Description of the task:
Word for word, transcribe the lines below and drop the pictures.

##### Records to use #####

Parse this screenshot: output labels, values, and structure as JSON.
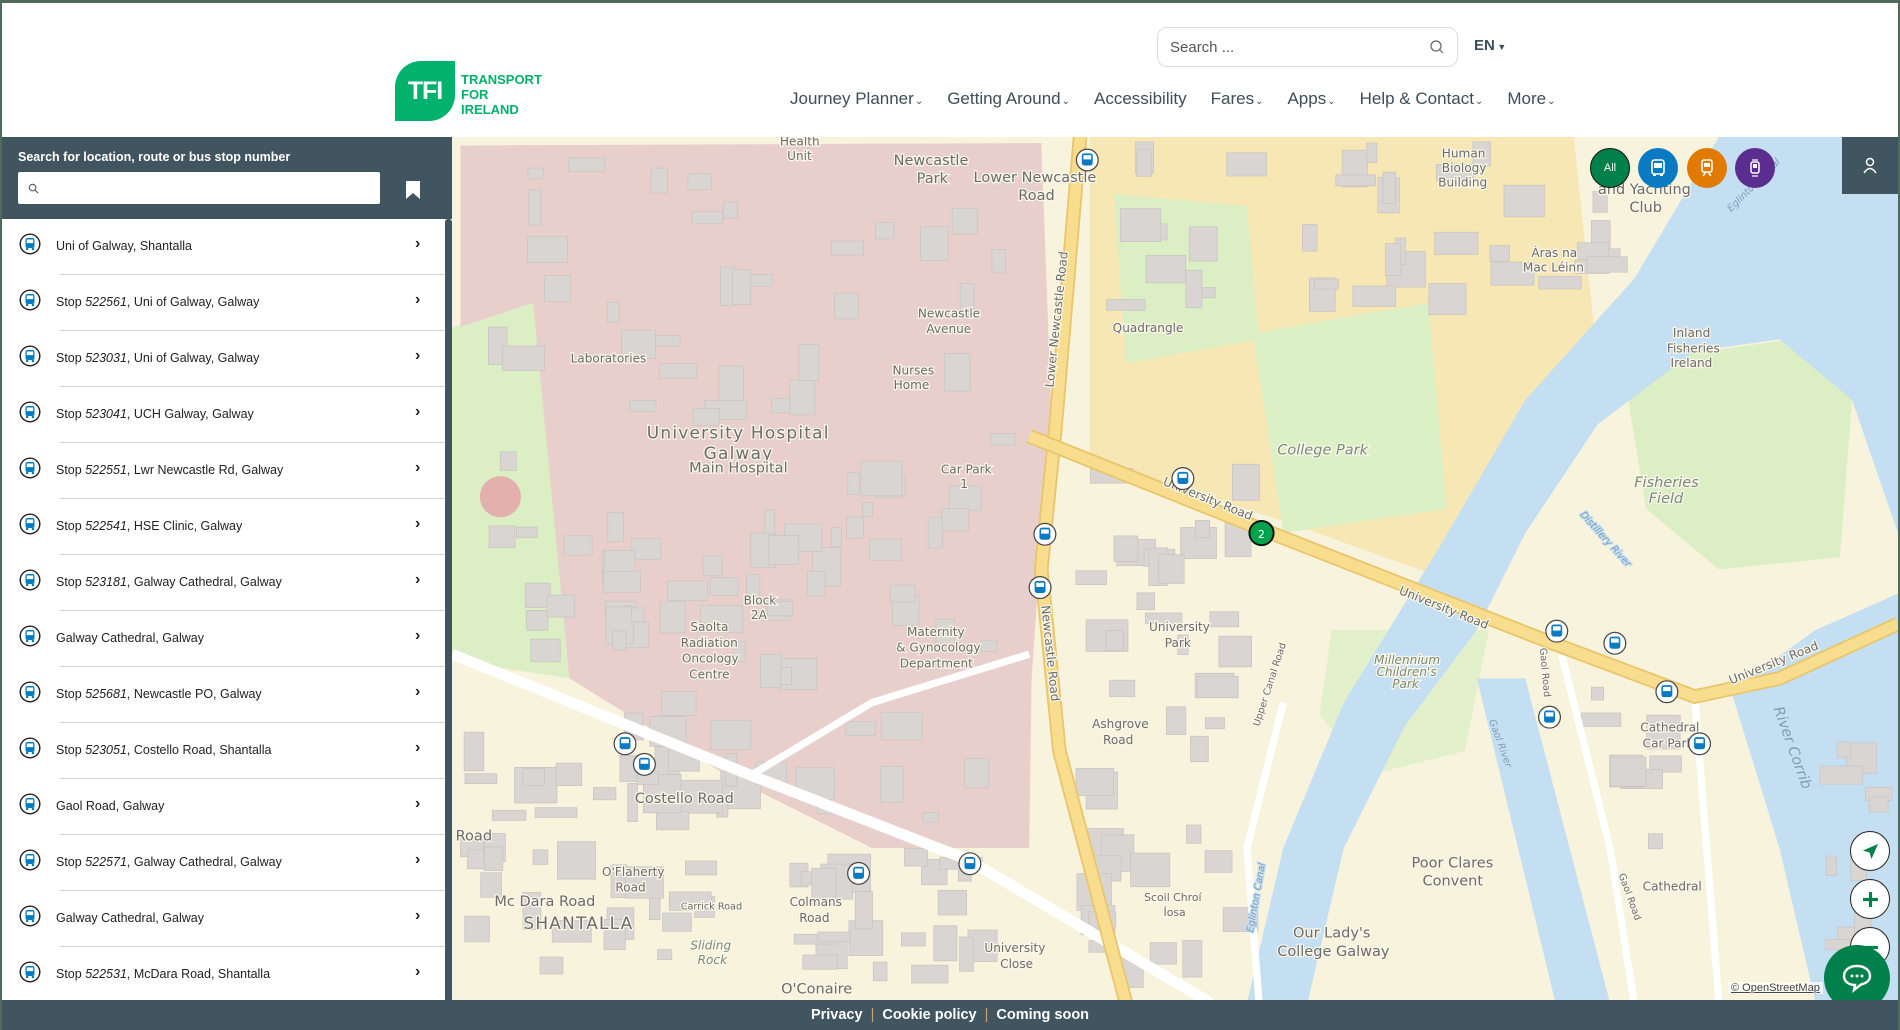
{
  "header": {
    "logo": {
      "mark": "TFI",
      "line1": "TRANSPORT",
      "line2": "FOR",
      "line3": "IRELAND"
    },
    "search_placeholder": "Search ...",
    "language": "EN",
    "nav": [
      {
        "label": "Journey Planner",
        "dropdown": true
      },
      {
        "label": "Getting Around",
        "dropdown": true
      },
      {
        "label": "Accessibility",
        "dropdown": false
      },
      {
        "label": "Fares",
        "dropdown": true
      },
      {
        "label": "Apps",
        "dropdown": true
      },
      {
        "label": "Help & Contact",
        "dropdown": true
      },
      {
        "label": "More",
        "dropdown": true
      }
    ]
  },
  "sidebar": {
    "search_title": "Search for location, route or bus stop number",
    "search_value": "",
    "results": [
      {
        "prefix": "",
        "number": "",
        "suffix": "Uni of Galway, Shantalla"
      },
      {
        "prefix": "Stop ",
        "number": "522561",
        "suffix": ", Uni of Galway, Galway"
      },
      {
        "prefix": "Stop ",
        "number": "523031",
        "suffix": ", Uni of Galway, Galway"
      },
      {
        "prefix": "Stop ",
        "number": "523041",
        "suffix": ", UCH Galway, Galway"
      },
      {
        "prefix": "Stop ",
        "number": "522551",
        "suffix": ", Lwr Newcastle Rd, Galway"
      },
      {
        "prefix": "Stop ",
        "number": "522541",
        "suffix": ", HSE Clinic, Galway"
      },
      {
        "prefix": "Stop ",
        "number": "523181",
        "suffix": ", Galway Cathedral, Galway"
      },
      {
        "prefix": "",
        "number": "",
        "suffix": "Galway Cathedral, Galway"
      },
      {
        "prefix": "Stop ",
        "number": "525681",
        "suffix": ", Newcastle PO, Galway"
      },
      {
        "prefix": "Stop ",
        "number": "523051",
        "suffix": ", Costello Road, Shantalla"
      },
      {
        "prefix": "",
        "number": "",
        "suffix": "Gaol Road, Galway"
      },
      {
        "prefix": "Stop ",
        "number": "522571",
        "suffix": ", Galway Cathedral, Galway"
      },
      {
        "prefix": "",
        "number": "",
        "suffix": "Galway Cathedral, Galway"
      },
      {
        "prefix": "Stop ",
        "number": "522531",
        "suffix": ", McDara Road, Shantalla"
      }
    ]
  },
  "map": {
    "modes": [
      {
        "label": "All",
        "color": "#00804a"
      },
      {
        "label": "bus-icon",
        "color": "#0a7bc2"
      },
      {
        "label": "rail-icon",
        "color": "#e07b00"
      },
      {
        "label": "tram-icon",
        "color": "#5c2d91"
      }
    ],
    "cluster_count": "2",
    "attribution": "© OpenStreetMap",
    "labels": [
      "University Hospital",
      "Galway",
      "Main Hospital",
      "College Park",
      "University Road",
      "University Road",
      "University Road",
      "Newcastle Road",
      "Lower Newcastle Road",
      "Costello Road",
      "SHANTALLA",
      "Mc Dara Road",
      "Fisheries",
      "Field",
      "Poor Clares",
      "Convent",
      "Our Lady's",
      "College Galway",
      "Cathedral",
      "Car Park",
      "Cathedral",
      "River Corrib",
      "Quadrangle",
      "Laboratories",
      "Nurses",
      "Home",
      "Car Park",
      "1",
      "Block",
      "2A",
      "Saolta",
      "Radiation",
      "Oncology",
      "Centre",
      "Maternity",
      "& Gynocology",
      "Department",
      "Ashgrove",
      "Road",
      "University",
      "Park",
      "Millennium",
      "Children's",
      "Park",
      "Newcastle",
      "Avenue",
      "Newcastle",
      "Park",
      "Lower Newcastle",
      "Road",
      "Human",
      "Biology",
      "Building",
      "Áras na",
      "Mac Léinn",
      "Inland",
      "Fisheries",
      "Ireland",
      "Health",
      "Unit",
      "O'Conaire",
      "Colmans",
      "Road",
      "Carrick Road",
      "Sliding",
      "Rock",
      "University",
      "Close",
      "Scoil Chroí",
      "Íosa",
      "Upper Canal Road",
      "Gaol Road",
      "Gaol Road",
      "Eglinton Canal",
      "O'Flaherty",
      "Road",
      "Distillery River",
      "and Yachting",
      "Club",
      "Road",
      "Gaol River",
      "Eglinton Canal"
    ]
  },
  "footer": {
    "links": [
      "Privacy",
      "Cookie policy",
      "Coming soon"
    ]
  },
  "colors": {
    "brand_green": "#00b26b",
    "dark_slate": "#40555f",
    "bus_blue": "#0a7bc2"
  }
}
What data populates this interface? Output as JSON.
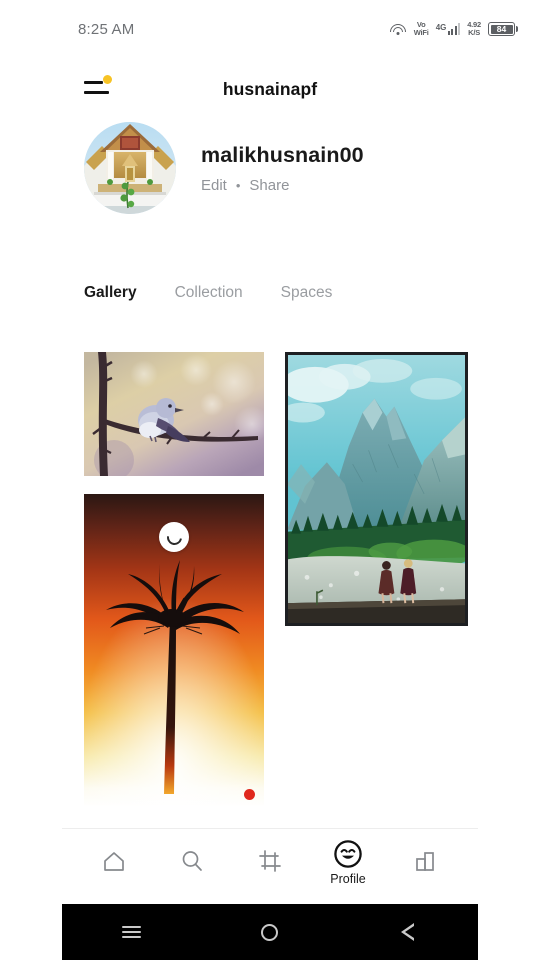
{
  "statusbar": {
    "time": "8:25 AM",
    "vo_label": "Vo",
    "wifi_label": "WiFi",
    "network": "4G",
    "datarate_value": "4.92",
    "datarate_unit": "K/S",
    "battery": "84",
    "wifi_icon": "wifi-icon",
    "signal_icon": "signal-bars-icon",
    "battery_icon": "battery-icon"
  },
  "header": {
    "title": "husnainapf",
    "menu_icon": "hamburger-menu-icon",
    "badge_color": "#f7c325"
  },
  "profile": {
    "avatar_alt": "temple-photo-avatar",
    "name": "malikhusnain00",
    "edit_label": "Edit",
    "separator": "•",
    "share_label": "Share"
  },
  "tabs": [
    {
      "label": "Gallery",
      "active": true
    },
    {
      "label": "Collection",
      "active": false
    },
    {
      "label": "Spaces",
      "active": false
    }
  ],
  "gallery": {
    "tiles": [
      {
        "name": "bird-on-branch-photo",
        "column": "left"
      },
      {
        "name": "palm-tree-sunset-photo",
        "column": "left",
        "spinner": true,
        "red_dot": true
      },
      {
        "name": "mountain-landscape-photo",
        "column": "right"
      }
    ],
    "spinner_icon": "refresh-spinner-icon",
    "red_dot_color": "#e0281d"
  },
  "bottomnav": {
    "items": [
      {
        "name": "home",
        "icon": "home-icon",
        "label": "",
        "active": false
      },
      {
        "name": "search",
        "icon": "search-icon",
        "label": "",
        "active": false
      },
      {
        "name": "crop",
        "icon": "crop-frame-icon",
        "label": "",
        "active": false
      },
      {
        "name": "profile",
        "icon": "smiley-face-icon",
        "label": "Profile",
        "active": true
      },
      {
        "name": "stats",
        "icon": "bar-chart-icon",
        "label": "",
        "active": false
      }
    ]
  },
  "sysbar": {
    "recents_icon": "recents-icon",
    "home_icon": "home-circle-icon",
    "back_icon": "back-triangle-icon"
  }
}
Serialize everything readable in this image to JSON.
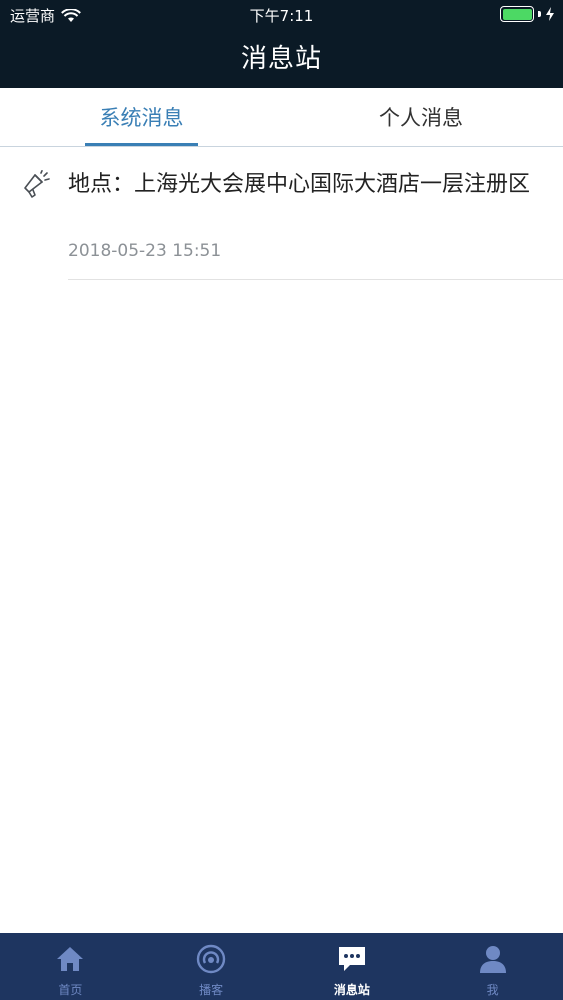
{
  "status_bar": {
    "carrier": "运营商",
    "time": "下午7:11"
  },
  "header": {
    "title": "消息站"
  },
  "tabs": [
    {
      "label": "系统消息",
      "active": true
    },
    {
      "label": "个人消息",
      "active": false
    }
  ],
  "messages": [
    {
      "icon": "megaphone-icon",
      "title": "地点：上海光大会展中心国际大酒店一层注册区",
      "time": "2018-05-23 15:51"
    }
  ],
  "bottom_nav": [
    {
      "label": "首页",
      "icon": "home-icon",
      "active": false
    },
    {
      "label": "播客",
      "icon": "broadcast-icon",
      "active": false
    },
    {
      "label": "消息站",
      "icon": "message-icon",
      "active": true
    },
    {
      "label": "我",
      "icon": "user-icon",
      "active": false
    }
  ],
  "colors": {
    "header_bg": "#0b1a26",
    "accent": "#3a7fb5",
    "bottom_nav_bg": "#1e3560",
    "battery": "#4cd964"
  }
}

#####

Complete response:
Parse this screenshot: output labels, values, and structure as JSON.
{
  "header": {
    "logo": {
      "mark": "TFI",
      "line1": "TRANSPORT",
      "line2": "FOR",
      "line3": "IRELAND"
    },
    "search_placeholder": "Search ...",
    "language": "EN",
    "nav": [
      {
        "label": "Journey Planner",
        "dropdown": true
      },
      {
        "label": "Getting Around",
        "dropdown": true
      },
      {
        "label": "Accessibility",
        "dropdown": false
      },
      {
        "label": "Fares",
        "dropdown": true
      },
      {
        "label": "Apps",
        "dropdown": true
      },
      {
        "label": "Help & Contact",
        "dropdown": true
      },
      {
        "label": "More",
        "dropdown": true
      }
    ]
  },
  "sidebar": {
    "search_title": "Search for location, route or bus stop number",
    "search_value": "",
    "results": [
      {
        "prefix": "",
        "number": "",
        "suffix": "Uni of Galway, Shantalla"
      },
      {
        "prefix": "Stop ",
        "number": "522561",
        "suffix": ", Uni of Galway, Galway"
      },
      {
        "prefix": "Stop ",
        "number": "523031",
        "suffix": ", Uni of Galway, Galway"
      },
      {
        "prefix": "Stop ",
        "number": "523041",
        "suffix": ", UCH Galway, Galway"
      },
      {
        "prefix": "Stop ",
        "number": "522551",
        "suffix": ", Lwr Newcastle Rd, Galway"
      },
      {
        "prefix": "Stop ",
        "number": "522541",
        "suffix": ", HSE Clinic, Galway"
      },
      {
        "prefix": "Stop ",
        "number": "523181",
        "suffix": ", Galway Cathedral, Galway"
      },
      {
        "prefix": "",
        "number": "",
        "suffix": "Galway Cathedral, Galway"
      },
      {
        "prefix": "Stop ",
        "number": "525681",
        "suffix": ", Newcastle PO, Galway"
      },
      {
        "prefix": "Stop ",
        "number": "523051",
        "suffix": ", Costello Road, Shantalla"
      },
      {
        "prefix": "",
        "number": "",
        "suffix": "Gaol Road, Galway"
      },
      {
        "prefix": "Stop ",
        "number": "522571",
        "suffix": ", Galway Cathedral, Galway"
      },
      {
        "prefix": "",
        "number": "",
        "suffix": "Galway Cathedral, Galway"
      },
      {
        "prefix": "Stop ",
        "number": "522531",
        "suffix": ", McDara Road, Shantalla"
      }
    ]
  },
  "map": {
    "modes": [
      {
        "label": "All",
        "color": "#00804a"
      },
      {
        "label": "bus-icon",
        "color": "#0a7bc2"
      },
      {
        "label": "rail-icon",
        "color": "#e07b00"
      },
      {
        "label": "tram-icon",
        "color": "#5c2d91"
      }
    ],
    "cluster_count": "2",
    "attribution": "© OpenStreetMap",
    "labels": [
      "University Hospital",
      "Galway",
      "Main Hospital",
      "College Park",
      "University Road",
      "University Road",
      "University Road",
      "Newcastle Road",
      "Lower Newcastle Road",
      "Costello Road",
      "SHANTALLA",
      "Mc Dara Road",
      "Fisheries",
      "Field",
      "Poor Clares",
      "Convent",
      "Our Lady's",
      "College Galway",
      "Cathedral",
      "Car Park",
      "Cathedral",
      "River Corrib",
      "Quadrangle",
      "Laboratories",
      "Nurses",
      "Home",
      "Car Park",
      "1",
      "Block",
      "2A",
      "Saolta",
      "Radiation",
      "Oncology",
      "Centre",
      "Maternity",
      "& Gynocology",
      "Department",
      "Ashgrove",
      "Road",
      "University",
      "Park",
      "Millennium",
      "Children's",
      "Park",
      "Newcastle",
      "Avenue",
      "Newcastle",
      "Park",
      "Lower Newcastle",
      "Road",
      "Human",
      "Biology",
      "Building",
      "Áras na",
      "Mac Léinn",
      "Inland",
      "Fisheries",
      "Ireland",
      "Health",
      "Unit",
      "O'Conaire",
      "Colmans",
      "Road",
      "Carrick Road",
      "Sliding",
      "Rock",
      "University",
      "Close",
      "Scoil Chroí",
      "Íosa",
      "Upper Canal Road",
      "Gaol Road",
      "Gaol Road",
      "Eglinton Canal",
      "O'Flaherty",
      "Road",
      "Distillery River",
      "and Yachting",
      "Club",
      "Road",
      "Gaol River",
      "Eglinton Canal"
    ]
  },
  "footer": {
    "links": [
      "Privacy",
      "Cookie policy",
      "Coming soon"
    ]
  },
  "colors": {
    "brand_green": "#00b26b",
    "dark_slate": "#40555f",
    "bus_blue": "#0a7bc2"
  }
}
What data populates this interface? Output as JSON.
{
  "statusbar": {
    "time": "8:25 AM",
    "vo_label": "Vo",
    "wifi_label": "WiFi",
    "network": "4G",
    "datarate_value": "4.92",
    "datarate_unit": "K/S",
    "battery": "84",
    "wifi_icon": "wifi-icon",
    "signal_icon": "signal-bars-icon",
    "battery_icon": "battery-icon"
  },
  "header": {
    "title": "husnainapf",
    "menu_icon": "hamburger-menu-icon",
    "badge_color": "#f7c325"
  },
  "profile": {
    "avatar_alt": "temple-photo-avatar",
    "name": "malikhusnain00",
    "edit_label": "Edit",
    "separator": "•",
    "share_label": "Share"
  },
  "tabs": [
    {
      "label": "Gallery",
      "active": true
    },
    {
      "label": "Collection",
      "active": false
    },
    {
      "label": "Spaces",
      "active": false
    }
  ],
  "gallery": {
    "tiles": [
      {
        "name": "bird-on-branch-photo",
        "column": "left"
      },
      {
        "name": "palm-tree-sunset-photo",
        "column": "left",
        "spinner": true,
        "red_dot": true
      },
      {
        "name": "mountain-landscape-photo",
        "column": "right"
      }
    ],
    "spinner_icon": "refresh-spinner-icon",
    "red_dot_color": "#e0281d"
  },
  "bottomnav": {
    "items": [
      {
        "name": "home",
        "icon": "home-icon",
        "label": "",
        "active": false
      },
      {
        "name": "search",
        "icon": "search-icon",
        "label": "",
        "active": false
      },
      {
        "name": "crop",
        "icon": "crop-frame-icon",
        "label": "",
        "active": false
      },
      {
        "name": "profile",
        "icon": "smiley-face-icon",
        "label": "Profile",
        "active": true
      },
      {
        "name": "stats",
        "icon": "bar-chart-icon",
        "label": "",
        "active": false
      }
    ]
  },
  "sysbar": {
    "recents_icon": "recents-icon",
    "home_icon": "home-circle-icon",
    "back_icon": "back-triangle-icon"
  }
}
Serialize everything readable in this image to JSON.
{
  "status_bar": {
    "carrier": "运营商",
    "time": "下午7:11"
  },
  "header": {
    "title": "消息站"
  },
  "tabs": [
    {
      "label": "系统消息",
      "active": true
    },
    {
      "label": "个人消息",
      "active": false
    }
  ],
  "messages": [
    {
      "icon": "megaphone-icon",
      "title": "地点：上海光大会展中心国际大酒店一层注册区",
      "time": "2018-05-23 15:51"
    }
  ],
  "bottom_nav": [
    {
      "label": "首页",
      "icon": "home-icon",
      "active": false
    },
    {
      "label": "播客",
      "icon": "broadcast-icon",
      "active": false
    },
    {
      "label": "消息站",
      "icon": "message-icon",
      "active": true
    },
    {
      "label": "我",
      "icon": "user-icon",
      "active": false
    }
  ],
  "colors": {
    "header_bg": "#0b1a26",
    "accent": "#3a7fb5",
    "bottom_nav_bg": "#1e3560",
    "battery": "#4cd964"
  }
}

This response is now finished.